WHAT NEEDS TO BE DONE.
Look below. Copy each line that has "type" in it.
#### PROVIDED DATA
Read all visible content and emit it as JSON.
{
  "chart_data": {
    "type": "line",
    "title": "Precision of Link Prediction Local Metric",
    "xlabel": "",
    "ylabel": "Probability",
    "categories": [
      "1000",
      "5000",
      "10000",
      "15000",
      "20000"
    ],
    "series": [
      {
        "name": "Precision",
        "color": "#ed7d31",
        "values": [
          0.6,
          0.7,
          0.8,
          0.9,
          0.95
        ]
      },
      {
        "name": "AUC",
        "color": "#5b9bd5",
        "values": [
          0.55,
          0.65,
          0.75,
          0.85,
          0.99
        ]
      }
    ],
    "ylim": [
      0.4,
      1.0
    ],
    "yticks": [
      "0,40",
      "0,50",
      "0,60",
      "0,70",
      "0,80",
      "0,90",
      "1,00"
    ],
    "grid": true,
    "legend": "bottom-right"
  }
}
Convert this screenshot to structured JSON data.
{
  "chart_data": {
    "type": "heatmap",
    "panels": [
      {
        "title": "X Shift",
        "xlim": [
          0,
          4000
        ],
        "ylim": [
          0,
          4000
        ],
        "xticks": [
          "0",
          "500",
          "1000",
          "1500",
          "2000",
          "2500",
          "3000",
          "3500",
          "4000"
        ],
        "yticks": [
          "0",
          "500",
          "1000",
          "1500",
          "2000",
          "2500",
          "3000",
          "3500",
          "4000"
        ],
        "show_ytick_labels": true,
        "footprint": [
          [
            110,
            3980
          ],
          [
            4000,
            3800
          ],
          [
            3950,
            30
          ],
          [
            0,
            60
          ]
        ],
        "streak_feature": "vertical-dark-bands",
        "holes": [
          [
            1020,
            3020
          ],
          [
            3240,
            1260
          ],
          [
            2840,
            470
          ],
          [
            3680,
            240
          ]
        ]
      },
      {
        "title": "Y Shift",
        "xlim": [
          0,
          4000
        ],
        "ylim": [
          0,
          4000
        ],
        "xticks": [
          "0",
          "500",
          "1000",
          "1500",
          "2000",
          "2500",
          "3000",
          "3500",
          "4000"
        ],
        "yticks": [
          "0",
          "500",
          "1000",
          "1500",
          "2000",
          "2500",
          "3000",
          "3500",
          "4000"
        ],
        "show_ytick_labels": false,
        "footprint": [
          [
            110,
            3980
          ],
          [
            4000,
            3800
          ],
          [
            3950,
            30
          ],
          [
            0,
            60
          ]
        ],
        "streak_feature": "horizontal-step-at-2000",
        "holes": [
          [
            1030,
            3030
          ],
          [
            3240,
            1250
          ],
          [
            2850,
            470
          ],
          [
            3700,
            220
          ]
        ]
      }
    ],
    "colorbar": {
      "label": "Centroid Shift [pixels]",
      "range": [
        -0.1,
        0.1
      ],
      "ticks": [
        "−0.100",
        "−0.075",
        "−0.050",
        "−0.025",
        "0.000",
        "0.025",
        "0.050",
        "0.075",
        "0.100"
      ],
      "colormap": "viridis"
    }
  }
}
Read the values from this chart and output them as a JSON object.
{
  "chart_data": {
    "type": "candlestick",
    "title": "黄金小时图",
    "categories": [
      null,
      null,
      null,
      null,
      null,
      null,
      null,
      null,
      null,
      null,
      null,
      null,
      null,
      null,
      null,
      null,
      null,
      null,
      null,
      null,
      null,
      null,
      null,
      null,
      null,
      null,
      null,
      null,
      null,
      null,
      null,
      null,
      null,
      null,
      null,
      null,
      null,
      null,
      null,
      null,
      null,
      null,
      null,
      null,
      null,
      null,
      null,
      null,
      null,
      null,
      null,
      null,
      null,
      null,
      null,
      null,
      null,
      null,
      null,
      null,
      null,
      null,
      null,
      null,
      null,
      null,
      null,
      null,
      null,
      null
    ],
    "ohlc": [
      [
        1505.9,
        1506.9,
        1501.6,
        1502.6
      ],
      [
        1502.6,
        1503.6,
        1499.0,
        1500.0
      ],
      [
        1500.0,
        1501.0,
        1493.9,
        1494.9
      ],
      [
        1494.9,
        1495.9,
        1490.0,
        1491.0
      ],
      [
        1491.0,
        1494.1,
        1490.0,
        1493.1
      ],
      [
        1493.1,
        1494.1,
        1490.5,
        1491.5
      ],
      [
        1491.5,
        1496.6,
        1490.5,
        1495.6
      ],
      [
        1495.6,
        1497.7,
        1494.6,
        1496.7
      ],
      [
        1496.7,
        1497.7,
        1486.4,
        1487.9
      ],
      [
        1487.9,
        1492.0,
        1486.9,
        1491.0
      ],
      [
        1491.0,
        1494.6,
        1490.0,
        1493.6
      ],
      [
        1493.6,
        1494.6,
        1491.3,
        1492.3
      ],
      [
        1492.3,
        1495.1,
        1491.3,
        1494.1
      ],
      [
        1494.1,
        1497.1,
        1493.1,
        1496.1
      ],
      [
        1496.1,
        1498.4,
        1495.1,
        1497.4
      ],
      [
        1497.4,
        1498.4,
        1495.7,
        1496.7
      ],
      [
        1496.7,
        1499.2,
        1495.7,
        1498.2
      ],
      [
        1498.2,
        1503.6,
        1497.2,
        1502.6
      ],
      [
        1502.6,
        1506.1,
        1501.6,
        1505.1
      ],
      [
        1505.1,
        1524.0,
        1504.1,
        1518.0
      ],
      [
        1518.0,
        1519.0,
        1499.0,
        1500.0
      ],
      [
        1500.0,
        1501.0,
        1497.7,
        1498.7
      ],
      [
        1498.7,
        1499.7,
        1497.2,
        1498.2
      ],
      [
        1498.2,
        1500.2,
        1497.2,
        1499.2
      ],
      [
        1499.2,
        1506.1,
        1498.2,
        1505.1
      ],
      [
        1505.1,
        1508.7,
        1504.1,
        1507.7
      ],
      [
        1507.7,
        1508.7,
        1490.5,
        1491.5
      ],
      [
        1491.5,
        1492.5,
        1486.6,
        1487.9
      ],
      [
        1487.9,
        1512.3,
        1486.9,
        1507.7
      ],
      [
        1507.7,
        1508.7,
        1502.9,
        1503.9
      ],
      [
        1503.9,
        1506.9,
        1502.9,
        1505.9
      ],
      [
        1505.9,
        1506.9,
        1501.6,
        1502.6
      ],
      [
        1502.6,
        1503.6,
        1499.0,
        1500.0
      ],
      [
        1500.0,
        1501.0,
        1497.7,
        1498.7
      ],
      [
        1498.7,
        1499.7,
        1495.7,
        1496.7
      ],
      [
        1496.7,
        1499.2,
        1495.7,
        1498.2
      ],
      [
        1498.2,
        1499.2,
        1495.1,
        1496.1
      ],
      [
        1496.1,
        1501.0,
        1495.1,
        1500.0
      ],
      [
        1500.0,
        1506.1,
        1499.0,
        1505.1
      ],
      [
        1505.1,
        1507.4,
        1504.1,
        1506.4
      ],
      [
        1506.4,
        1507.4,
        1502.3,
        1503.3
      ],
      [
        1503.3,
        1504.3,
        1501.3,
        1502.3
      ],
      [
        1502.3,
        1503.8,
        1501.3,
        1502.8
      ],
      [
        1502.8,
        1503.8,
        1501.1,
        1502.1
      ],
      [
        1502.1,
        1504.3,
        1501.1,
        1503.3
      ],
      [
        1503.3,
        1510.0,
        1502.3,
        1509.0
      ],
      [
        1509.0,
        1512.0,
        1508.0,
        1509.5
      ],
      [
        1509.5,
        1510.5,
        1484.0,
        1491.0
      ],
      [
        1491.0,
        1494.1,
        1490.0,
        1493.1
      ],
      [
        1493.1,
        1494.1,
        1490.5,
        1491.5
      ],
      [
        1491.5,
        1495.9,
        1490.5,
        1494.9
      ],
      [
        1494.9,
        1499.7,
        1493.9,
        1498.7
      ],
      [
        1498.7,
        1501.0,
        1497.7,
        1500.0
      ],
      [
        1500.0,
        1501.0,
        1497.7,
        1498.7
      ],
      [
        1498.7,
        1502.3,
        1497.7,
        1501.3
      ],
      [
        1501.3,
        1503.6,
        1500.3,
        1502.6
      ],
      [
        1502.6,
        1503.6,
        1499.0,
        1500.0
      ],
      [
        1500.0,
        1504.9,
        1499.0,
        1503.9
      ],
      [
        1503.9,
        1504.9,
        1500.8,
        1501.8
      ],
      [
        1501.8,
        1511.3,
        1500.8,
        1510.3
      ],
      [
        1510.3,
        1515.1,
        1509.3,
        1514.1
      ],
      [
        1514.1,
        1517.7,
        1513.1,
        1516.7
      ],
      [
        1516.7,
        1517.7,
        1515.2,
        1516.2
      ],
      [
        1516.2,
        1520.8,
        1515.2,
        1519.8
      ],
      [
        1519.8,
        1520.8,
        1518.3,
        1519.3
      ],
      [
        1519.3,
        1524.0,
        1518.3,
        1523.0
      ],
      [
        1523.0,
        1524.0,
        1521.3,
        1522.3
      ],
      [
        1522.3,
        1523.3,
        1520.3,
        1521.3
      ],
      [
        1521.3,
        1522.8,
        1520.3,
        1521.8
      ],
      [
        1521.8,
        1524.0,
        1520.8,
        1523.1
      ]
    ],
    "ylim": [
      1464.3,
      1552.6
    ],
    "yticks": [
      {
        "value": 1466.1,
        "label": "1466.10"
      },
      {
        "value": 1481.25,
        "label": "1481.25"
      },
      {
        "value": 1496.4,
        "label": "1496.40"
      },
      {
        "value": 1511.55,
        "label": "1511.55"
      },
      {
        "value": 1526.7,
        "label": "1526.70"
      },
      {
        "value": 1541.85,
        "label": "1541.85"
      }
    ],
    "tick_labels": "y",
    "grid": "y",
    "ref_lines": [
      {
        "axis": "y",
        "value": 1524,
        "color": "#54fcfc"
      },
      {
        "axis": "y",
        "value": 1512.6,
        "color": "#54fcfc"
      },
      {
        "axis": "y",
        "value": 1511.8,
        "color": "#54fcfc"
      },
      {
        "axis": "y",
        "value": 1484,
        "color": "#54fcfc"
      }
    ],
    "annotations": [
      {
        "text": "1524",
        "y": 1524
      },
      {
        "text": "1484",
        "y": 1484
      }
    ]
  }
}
########
FINISHED TASK.
    "type": "line",
    "type": "heatmap",
    "type": "candlestick",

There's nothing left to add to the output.